> [Exercise task] Your task is to reproduce the material exactly.

— BEGIN —

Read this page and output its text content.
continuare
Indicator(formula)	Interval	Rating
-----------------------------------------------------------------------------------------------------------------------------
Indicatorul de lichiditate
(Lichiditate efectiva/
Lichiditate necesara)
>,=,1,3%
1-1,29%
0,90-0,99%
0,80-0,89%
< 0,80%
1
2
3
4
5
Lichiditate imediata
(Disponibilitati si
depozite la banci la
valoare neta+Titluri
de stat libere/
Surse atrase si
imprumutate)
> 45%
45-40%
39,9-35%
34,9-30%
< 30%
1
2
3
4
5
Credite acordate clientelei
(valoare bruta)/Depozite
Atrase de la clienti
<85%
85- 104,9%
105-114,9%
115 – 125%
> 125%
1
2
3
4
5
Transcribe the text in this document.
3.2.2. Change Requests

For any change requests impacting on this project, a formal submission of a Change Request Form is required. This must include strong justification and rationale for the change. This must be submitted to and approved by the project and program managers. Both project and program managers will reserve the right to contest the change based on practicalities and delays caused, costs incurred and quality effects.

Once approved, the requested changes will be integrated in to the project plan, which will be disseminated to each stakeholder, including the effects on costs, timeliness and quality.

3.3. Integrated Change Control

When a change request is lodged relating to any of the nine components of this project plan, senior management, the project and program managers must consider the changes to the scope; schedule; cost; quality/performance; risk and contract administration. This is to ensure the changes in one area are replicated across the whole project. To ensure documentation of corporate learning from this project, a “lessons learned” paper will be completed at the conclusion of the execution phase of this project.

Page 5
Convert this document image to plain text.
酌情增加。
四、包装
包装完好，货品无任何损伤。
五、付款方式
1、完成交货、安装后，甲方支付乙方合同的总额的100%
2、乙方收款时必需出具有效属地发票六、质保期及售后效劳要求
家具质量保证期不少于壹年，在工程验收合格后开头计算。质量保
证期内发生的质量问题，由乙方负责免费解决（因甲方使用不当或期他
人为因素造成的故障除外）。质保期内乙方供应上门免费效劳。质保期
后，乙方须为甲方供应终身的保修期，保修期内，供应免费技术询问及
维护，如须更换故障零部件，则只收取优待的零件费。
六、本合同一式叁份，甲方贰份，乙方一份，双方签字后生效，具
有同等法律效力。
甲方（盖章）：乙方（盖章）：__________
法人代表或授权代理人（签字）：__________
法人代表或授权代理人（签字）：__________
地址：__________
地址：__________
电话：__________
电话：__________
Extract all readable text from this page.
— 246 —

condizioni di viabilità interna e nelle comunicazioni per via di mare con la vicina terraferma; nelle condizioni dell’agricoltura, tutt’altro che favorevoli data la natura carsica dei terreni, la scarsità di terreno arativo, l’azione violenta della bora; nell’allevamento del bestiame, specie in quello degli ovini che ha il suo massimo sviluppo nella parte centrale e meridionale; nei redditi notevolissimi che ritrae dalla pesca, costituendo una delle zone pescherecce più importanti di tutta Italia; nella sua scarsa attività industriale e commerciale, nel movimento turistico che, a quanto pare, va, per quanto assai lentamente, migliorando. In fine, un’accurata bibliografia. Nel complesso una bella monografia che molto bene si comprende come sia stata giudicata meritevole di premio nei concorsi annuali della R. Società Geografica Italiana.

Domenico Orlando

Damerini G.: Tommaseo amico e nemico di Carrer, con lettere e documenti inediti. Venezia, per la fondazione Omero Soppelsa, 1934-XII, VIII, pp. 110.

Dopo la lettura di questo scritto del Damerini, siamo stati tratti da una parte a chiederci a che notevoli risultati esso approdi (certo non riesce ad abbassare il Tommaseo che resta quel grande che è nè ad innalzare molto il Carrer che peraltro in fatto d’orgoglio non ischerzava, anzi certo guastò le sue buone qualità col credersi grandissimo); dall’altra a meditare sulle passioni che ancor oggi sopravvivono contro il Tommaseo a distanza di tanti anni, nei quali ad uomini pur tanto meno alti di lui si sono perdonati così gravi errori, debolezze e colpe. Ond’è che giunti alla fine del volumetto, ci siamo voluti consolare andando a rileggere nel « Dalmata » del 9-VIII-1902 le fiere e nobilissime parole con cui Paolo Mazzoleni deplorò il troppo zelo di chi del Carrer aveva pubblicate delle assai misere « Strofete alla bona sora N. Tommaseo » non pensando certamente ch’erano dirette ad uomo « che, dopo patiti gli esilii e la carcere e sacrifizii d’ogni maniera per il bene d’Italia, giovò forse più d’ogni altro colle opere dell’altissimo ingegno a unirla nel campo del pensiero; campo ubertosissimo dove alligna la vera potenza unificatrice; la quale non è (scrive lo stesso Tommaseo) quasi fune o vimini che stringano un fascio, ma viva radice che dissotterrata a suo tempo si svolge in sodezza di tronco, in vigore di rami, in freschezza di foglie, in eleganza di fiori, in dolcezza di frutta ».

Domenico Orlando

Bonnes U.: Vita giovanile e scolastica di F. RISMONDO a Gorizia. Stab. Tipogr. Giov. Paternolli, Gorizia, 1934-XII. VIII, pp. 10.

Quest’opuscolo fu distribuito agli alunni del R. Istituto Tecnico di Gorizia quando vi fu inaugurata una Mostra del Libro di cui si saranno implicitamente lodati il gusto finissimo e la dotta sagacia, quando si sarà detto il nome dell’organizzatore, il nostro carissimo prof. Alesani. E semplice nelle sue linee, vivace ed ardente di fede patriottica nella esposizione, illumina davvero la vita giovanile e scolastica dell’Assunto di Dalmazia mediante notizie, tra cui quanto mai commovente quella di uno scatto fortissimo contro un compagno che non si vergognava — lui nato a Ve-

— END —

> [Solution below]
Read this page and output its text content.
continuare
Indicator(formula)	Interval	Rating
-----------------------------------------------------------------------------------------------------------------------------
Indicatorul de lichiditate
(Lichiditate efectiva/
Lichiditate necesara)
>,=,1,3%
1-1,29%
0,90-0,99%
0,80-0,89%
< 0,80%
1
2
3
4
5
Lichiditate imediata
(Disponibilitati si
depozite la banci la
valoare neta+Titluri
de stat libere/
Surse atrase si
imprumutate)
> 45%
45-40%
39,9-35%
34,9-30%
< 30%
1
2
3
4
5
Credite acordate clientelei
(valoare bruta)/Depozite
Atrase de la clienti
<85%
85- 104,9%
105-114,9%
115 – 125%
> 125%
1
2
3
4
5
Transcribe the text in this document.
3.2.2. Change Requests

For any change requests impacting on this project, a formal submission of a Change Request Form is required. This must include strong justification and rationale for the change. This must be submitted to and approved by the project and program managers. Both project and program managers will reserve the right to contest the change based on practicalities and delays caused, costs incurred and quality effects.

Once approved, the requested changes will be integrated in to the project plan, which will be disseminated to each stakeholder, including the effects on costs, timeliness and quality.

3.3. Integrated Change Control

When a change request is lodged relating to any of the nine components of this project plan, senior management, the project and program managers must consider the changes to the scope; schedule; cost; quality/performance; risk and contract administration. This is to ensure the changes in one area are replicated across the whole project. To ensure documentation of corporate learning from this project, a “lessons learned” paper will be completed at the conclusion of the execution phase of this project.

Page 5
Convert this document image to plain text.
酌情增加。
四、包装
包装完好，货品无任何损伤。
五、付款方式
1、完成交货、安装后，甲方支付乙方合同的总额的100%
2、乙方收款时必需出具有效属地发票六、质保期及售后效劳要求
家具质量保证期不少于壹年，在工程验收合格后开头计算。质量保
证期内发生的质量问题，由乙方负责免费解决（因甲方使用不当或期他
人为因素造成的故障除外）。质保期内乙方供应上门免费效劳。质保期
后，乙方须为甲方供应终身的保修期，保修期内，供应免费技术询问及
维护，如须更换故障零部件，则只收取优待的零件费。
六、本合同一式叁份，甲方贰份，乙方一份，双方签字后生效，具
有同等法律效力。
甲方（盖章）：乙方（盖章）：__________
法人代表或授权代理人（签字）：__________
法人代表或授权代理人（签字）：__________
地址：__________
地址：__________
电话：__________
电话：__________
Extract all readable text from this page.
— 246 —

condizioni di viabilità interna e nelle comunicazioni per via di mare con la vicina terraferma; nelle condizioni dell’agricoltura, tutt’altro che favorevoli data la natura carsica dei terreni, la scarsità di terreno arativo, l’azione violenta della bora; nell’allevamento del bestiame, specie in quello degli ovini che ha il suo massimo sviluppo nella parte centrale e meridionale; nei redditi notevolissimi che ritrae dalla pesca, costituendo una delle zone pescherecce più importanti di tutta Italia; nella sua scarsa attività industriale e commerciale, nel movimento turistico che, a quanto pare, va, per quanto assai lentamente, migliorando. In fine, un’accurata bibliografia. Nel complesso una bella monografia che molto bene si comprende come sia stata giudicata meritevole di premio nei concorsi annuali della R. Società Geografica Italiana.

Domenico Orlando

Damerini G.: Tommaseo amico e nemico di Carrer, con lettere e documenti inediti. Venezia, per la fondazione Omero Soppelsa, 1934-XII, VIII, pp. 110.

Dopo la lettura di questo scritto del Damerini, siamo stati tratti da una parte a chiederci a che notevoli risultati esso approdi (certo non riesce ad abbassare il Tommaseo che resta quel grande che è nè ad innalzare molto il Carrer che peraltro in fatto d’orgoglio non ischerzava, anzi certo guastò le sue buone qualità col credersi grandissimo); dall’altra a meditare sulle passioni che ancor oggi sopravvivono contro il Tommaseo a distanza di tanti anni, nei quali ad uomini pur tanto meno alti di lui si sono perdonati così gravi errori, debolezze e colpe. Ond’è che giunti alla fine del volumetto, ci siamo voluti consolare andando a rileggere nel « Dalmata » del 9-VIII-1902 le fiere e nobilissime parole con cui Paolo Mazzoleni deplorò il troppo zelo di chi del Carrer aveva pubblicate delle assai misere « Strofete alla bona sora N. Tommaseo » non pensando certamente ch’erano dirette ad uomo « che, dopo patiti gli esilii e la carcere e sacrifizii d’ogni maniera per il bene d’Italia, giovò forse più d’ogni altro colle opere dell’altissimo ingegno a unirla nel campo del pensiero; campo ubertosissimo dove alligna la vera potenza unificatrice; la quale non è (scrive lo stesso Tommaseo) quasi fune o vimini che stringano un fascio, ma viva radice che dissotterrata a suo tempo si svolge in sodezza di tronco, in vigore di rami, in freschezza di foglie, in eleganza di fiori, in dolcezza di frutta ».

Domenico Orlando

Bonnes U.: Vita giovanile e scolastica di F. RISMONDO a Gorizia. Stab. Tipogr. Giov. Paternolli, Gorizia, 1934-XII. VIII, pp. 10.

Quest’opuscolo fu distribuito agli alunni del R. Istituto Tecnico di Gorizia quando vi fu inaugurata una Mostra del Libro di cui si saranno implicitamente lodati il gusto finissimo e la dotta sagacia, quando si sarà detto il nome dell’organizzatore, il nostro carissimo prof. Alesani. E semplice nelle sue linee, vivace ed ardente di fede patriottica nella esposizione, illumina davvero la vita giovanile e scolastica dell’Assunto di Dalmazia mediante notizie, tra cui quanto mai commovente quella di uno scatto fortissimo contro un compagno che non si vergognava — lui nato a Ve-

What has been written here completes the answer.